Chart and figure data
** Begin **

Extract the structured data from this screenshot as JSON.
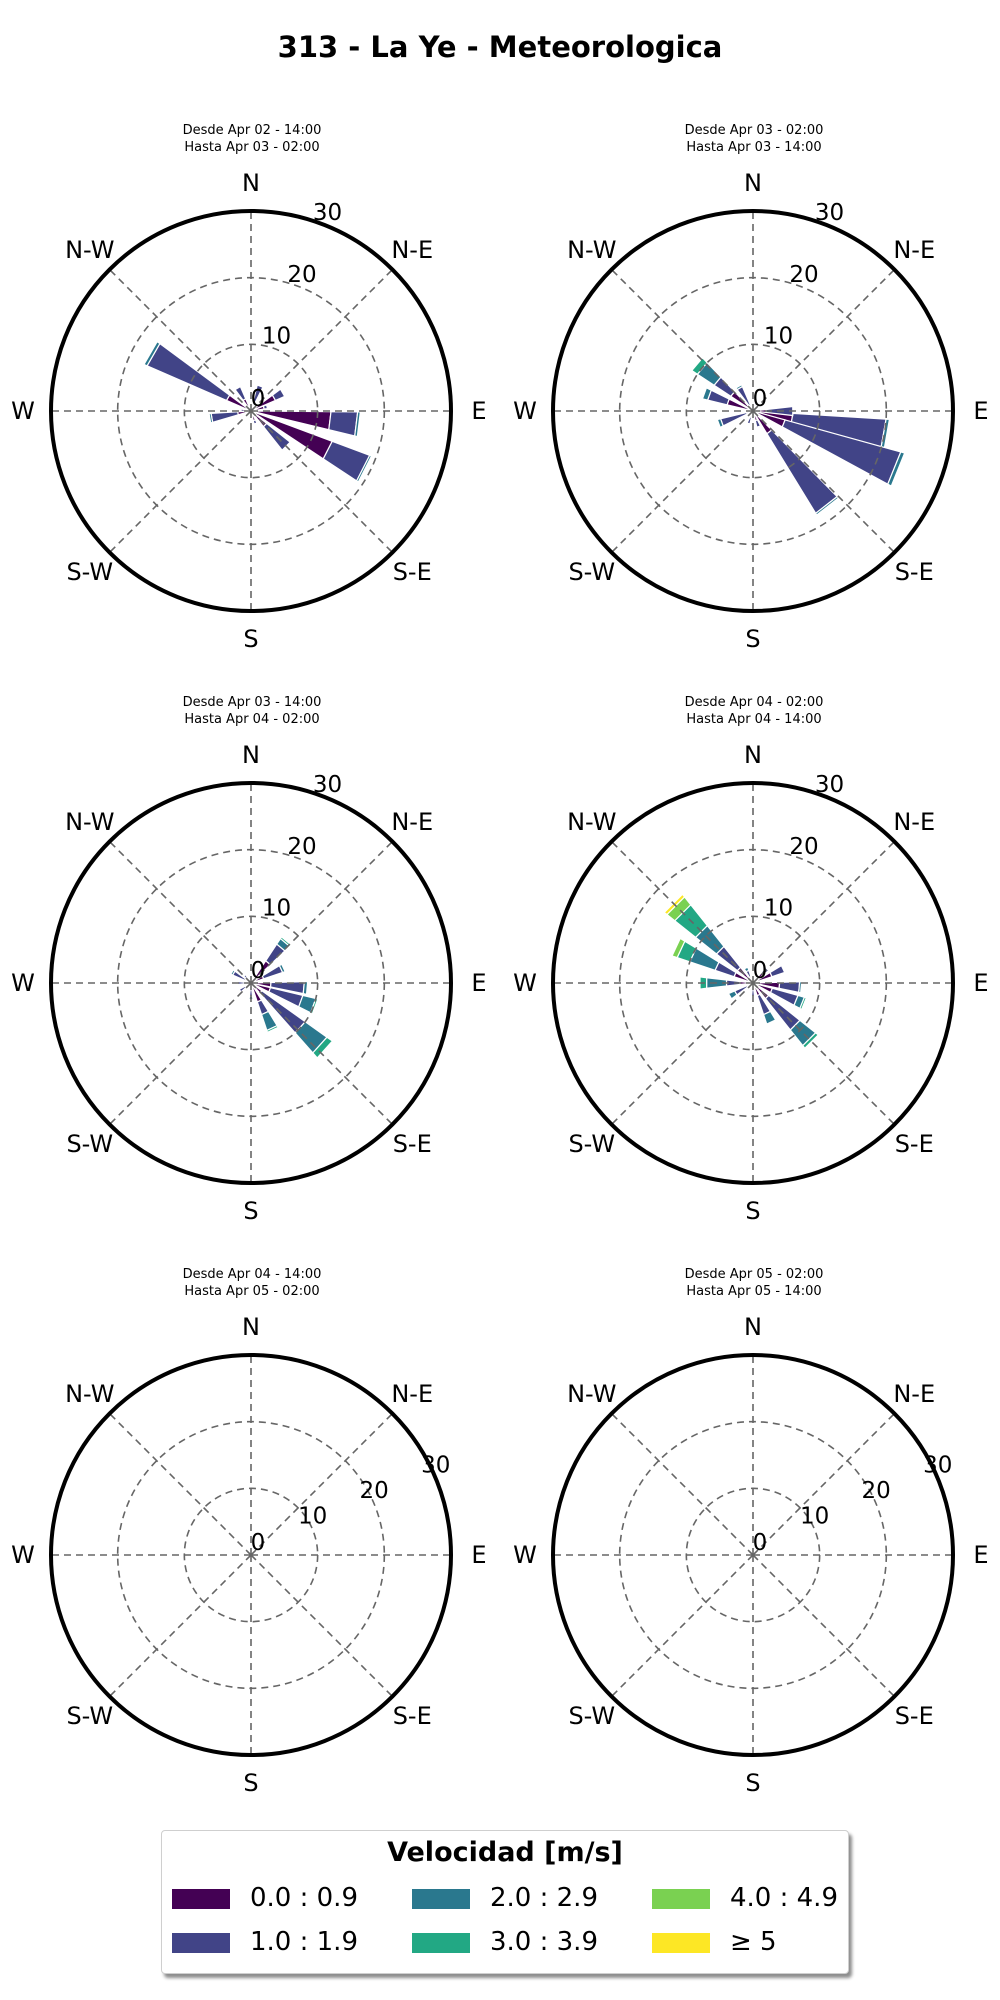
{
  "title": "313 - La Ye - Meteorologica",
  "panels": [
    {
      "line1": "Desde Apr 02 - 14:00",
      "line2": "Hasta Apr 03 - 02:00"
    },
    {
      "line1": "Desde Apr 03 - 02:00",
      "line2": "Hasta Apr 03 - 14:00"
    },
    {
      "line1": "Desde Apr 03 - 14:00",
      "line2": "Hasta Apr 04 - 02:00"
    },
    {
      "line1": "Desde Apr 04 - 02:00",
      "line2": "Hasta Apr 04 - 14:00"
    },
    {
      "line1": "Desde Apr 04 - 14:00",
      "line2": "Hasta Apr 05 - 02:00"
    },
    {
      "line1": "Desde Apr 05 - 02:00",
      "line2": "Hasta Apr 05 - 14:00"
    }
  ],
  "legend": {
    "title": "Velocidad [m/s]",
    "items": [
      {
        "label": "0.0 : 0.9",
        "color": "#440154"
      },
      {
        "label": "1.0 : 1.9",
        "color": "#414487"
      },
      {
        "label": "2.0 : 2.9",
        "color": "#2a788e"
      },
      {
        "label": "3.0 : 3.9",
        "color": "#22a884"
      },
      {
        "label": "4.0 : 4.9",
        "color": "#7ad151"
      },
      {
        "label": "≥  5",
        "color": "#fde725"
      }
    ]
  },
  "chart_data": [
    {
      "type": "windrose",
      "title": "Desde Apr 02 - 14:00 / Hasta Apr 03 - 02:00",
      "directions": [
        "N",
        "N-E",
        "E",
        "S-E",
        "S",
        "S-W",
        "W",
        "N-W"
      ],
      "radial_ticks": [
        0,
        10,
        20,
        30
      ],
      "rlim": [
        0,
        30
      ],
      "bins": [
        "0.0 : 0.9",
        "1.0 : 1.9",
        "2.0 : 2.9",
        "3.0 : 3.9",
        "4.0 : 4.9",
        "≥ 5"
      ],
      "sectors": [
        {
          "dir": 60,
          "values": [
            4,
            1.5,
            0,
            0,
            0,
            0
          ]
        },
        {
          "dir": 75,
          "values": [
            2,
            0.5,
            0,
            0,
            0,
            0
          ]
        },
        {
          "dir": 97,
          "values": [
            12,
            4,
            0.4,
            0,
            0,
            0
          ]
        },
        {
          "dir": 117,
          "values": [
            13,
            6,
            0.3,
            0,
            0,
            0
          ]
        },
        {
          "dir": 135,
          "values": [
            3,
            4.5,
            0,
            0,
            0,
            0
          ]
        },
        {
          "dir": 160,
          "values": [
            1.5,
            0.5,
            0,
            0,
            0,
            0
          ]
        },
        {
          "dir": 260,
          "values": [
            2,
            4,
            0.3,
            0,
            0,
            0
          ]
        },
        {
          "dir": 275,
          "values": [
            1,
            0.5,
            0,
            0,
            0,
            0
          ]
        },
        {
          "dir": 300,
          "values": [
            4,
            13,
            0.5,
            0,
            0,
            0
          ]
        },
        {
          "dir": 330,
          "values": [
            2,
            2,
            0,
            0,
            0,
            0
          ]
        },
        {
          "dir": 20,
          "values": [
            1,
            3,
            0,
            0,
            0,
            0
          ]
        }
      ]
    },
    {
      "type": "windrose",
      "title": "Desde Apr 03 - 02:00 / Hasta Apr 03 - 14:00",
      "directions": [
        "N",
        "N-E",
        "E",
        "S-E",
        "S",
        "S-W",
        "W",
        "N-W"
      ],
      "radial_ticks": [
        0,
        10,
        20,
        30
      ],
      "rlim": [
        0,
        30
      ],
      "bins": [
        "0.0 : 0.9",
        "1.0 : 1.9",
        "2.0 : 2.9",
        "3.0 : 3.9",
        "4.0 : 4.9",
        "≥ 5"
      ],
      "sectors": [
        {
          "dir": 100,
          "values": [
            6,
            14,
            0.5,
            0,
            0,
            0
          ]
        },
        {
          "dir": 112,
          "values": [
            5,
            18,
            0.6,
            0,
            0,
            0
          ]
        },
        {
          "dir": 142,
          "values": [
            4,
            14,
            0.3,
            0,
            0,
            0
          ]
        },
        {
          "dir": 90,
          "values": [
            2,
            4,
            0,
            0,
            0,
            0
          ]
        },
        {
          "dir": 160,
          "values": [
            1.5,
            1,
            0,
            0,
            0,
            0
          ]
        },
        {
          "dir": 200,
          "values": [
            1,
            1,
            0,
            0,
            0,
            0
          ]
        },
        {
          "dir": 250,
          "values": [
            1,
            4,
            0.5,
            0,
            0,
            0
          ]
        },
        {
          "dir": 290,
          "values": [
            4,
            3,
            0.8,
            0,
            0,
            0
          ]
        },
        {
          "dir": 310,
          "values": [
            4,
            3,
            3,
            1,
            0,
            0
          ]
        },
        {
          "dir": 330,
          "values": [
            1,
            3,
            0.3,
            0,
            0,
            0
          ]
        },
        {
          "dir": 20,
          "values": [
            1,
            0.5,
            0,
            0,
            0,
            0
          ]
        }
      ]
    },
    {
      "type": "windrose",
      "title": "Desde Apr 03 - 14:00 / Hasta Apr 04 - 02:00",
      "directions": [
        "N",
        "N-E",
        "E",
        "S-E",
        "S",
        "S-W",
        "W",
        "N-W"
      ],
      "radial_ticks": [
        0,
        10,
        20,
        30
      ],
      "rlim": [
        0,
        30
      ],
      "bins": [
        "0.0 : 0.9",
        "1.0 : 1.9",
        "2.0 : 2.9",
        "3.0 : 3.9",
        "4.0 : 4.9",
        "≥ 5"
      ],
      "sectors": [
        {
          "dir": 40,
          "values": [
            4,
            3,
            1,
            0.3,
            0,
            0
          ]
        },
        {
          "dir": 65,
          "values": [
            2,
            3,
            0.4,
            0,
            0,
            0
          ]
        },
        {
          "dir": 95,
          "values": [
            3,
            5,
            0.5,
            0,
            0,
            0
          ]
        },
        {
          "dir": 110,
          "values": [
            3,
            5,
            2,
            0.3,
            0,
            0
          ]
        },
        {
          "dir": 132,
          "values": [
            2,
            8,
            4,
            1,
            0,
            0
          ]
        },
        {
          "dir": 155,
          "values": [
            3,
            2,
            2.5,
            0.3,
            0,
            0
          ]
        },
        {
          "dir": 180,
          "values": [
            1,
            1,
            0.5,
            0,
            0,
            0
          ]
        },
        {
          "dir": 235,
          "values": [
            1,
            1,
            0,
            0,
            0,
            0
          ]
        },
        {
          "dir": 270,
          "values": [
            1,
            1,
            0,
            0,
            0,
            0
          ]
        },
        {
          "dir": 300,
          "values": [
            1,
            2,
            0.3,
            0,
            0,
            0
          ]
        },
        {
          "dir": 320,
          "values": [
            1,
            0.5,
            0,
            0,
            0,
            0
          ]
        }
      ]
    },
    {
      "type": "windrose",
      "title": "Desde Apr 04 - 02:00 / Hasta Apr 04 - 14:00",
      "directions": [
        "N",
        "N-E",
        "E",
        "S-E",
        "S",
        "S-W",
        "W",
        "N-W"
      ],
      "radial_ticks": [
        0,
        10,
        20,
        30
      ],
      "rlim": [
        0,
        30
      ],
      "bins": [
        "0.0 : 0.9",
        "1.0 : 1.9",
        "2.0 : 2.9",
        "3.0 : 3.9",
        "4.0 : 4.9",
        "≥ 5"
      ],
      "sectors": [
        {
          "dir": 45,
          "values": [
            2,
            1,
            0,
            0,
            0,
            0
          ]
        },
        {
          "dir": 65,
          "values": [
            3,
            2,
            0,
            0,
            0,
            0
          ]
        },
        {
          "dir": 95,
          "values": [
            4,
            3,
            0.3,
            0,
            0,
            0
          ]
        },
        {
          "dir": 112,
          "values": [
            3,
            4,
            1,
            0.3,
            0,
            0
          ]
        },
        {
          "dir": 135,
          "values": [
            3,
            6,
            3,
            0.5,
            0,
            0
          ]
        },
        {
          "dir": 155,
          "values": [
            2,
            3,
            1.5,
            0,
            0,
            0
          ]
        },
        {
          "dir": 180,
          "values": [
            1,
            1,
            0,
            0,
            0,
            0
          ]
        },
        {
          "dir": 240,
          "values": [
            1,
            2,
            1,
            0,
            0,
            0
          ]
        },
        {
          "dir": 270,
          "values": [
            2,
            2,
            3,
            1,
            0,
            0
          ]
        },
        {
          "dir": 295,
          "values": [
            3,
            3,
            4,
            2,
            0.8,
            0
          ]
        },
        {
          "dir": 315,
          "values": [
            3,
            4,
            4,
            4,
            1.5,
            0.5
          ]
        },
        {
          "dir": 335,
          "values": [
            1,
            1,
            0.5,
            0,
            0,
            0
          ]
        }
      ]
    },
    {
      "type": "windrose",
      "title": "Desde Apr 04 - 14:00 / Hasta Apr 05 - 02:00",
      "directions": [
        "N",
        "N-E",
        "E",
        "S-E",
        "S",
        "S-W",
        "W",
        "N-W"
      ],
      "radial_ticks": [
        0,
        10,
        20,
        30
      ],
      "rlim": [
        0,
        30
      ],
      "bins": [
        "0.0 : 0.9",
        "1.0 : 1.9",
        "2.0 : 2.9",
        "3.0 : 3.9",
        "4.0 : 4.9",
        "≥ 5"
      ],
      "sectors": []
    },
    {
      "type": "windrose",
      "title": "Desde Apr 05 - 02:00 / Hasta Apr 05 - 14:00",
      "directions": [
        "N",
        "N-E",
        "E",
        "S-E",
        "S",
        "S-W",
        "W",
        "N-W"
      ],
      "radial_ticks": [
        0,
        10,
        20,
        30
      ],
      "rlim": [
        0,
        30
      ],
      "bins": [
        "0.0 : 0.9",
        "1.0 : 1.9",
        "2.0 : 2.9",
        "3.0 : 3.9",
        "4.0 : 4.9",
        "≥ 5"
      ],
      "sectors": []
    }
  ]
}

** End **

Only a number is wanted: how many lines of the material include the word "label".

6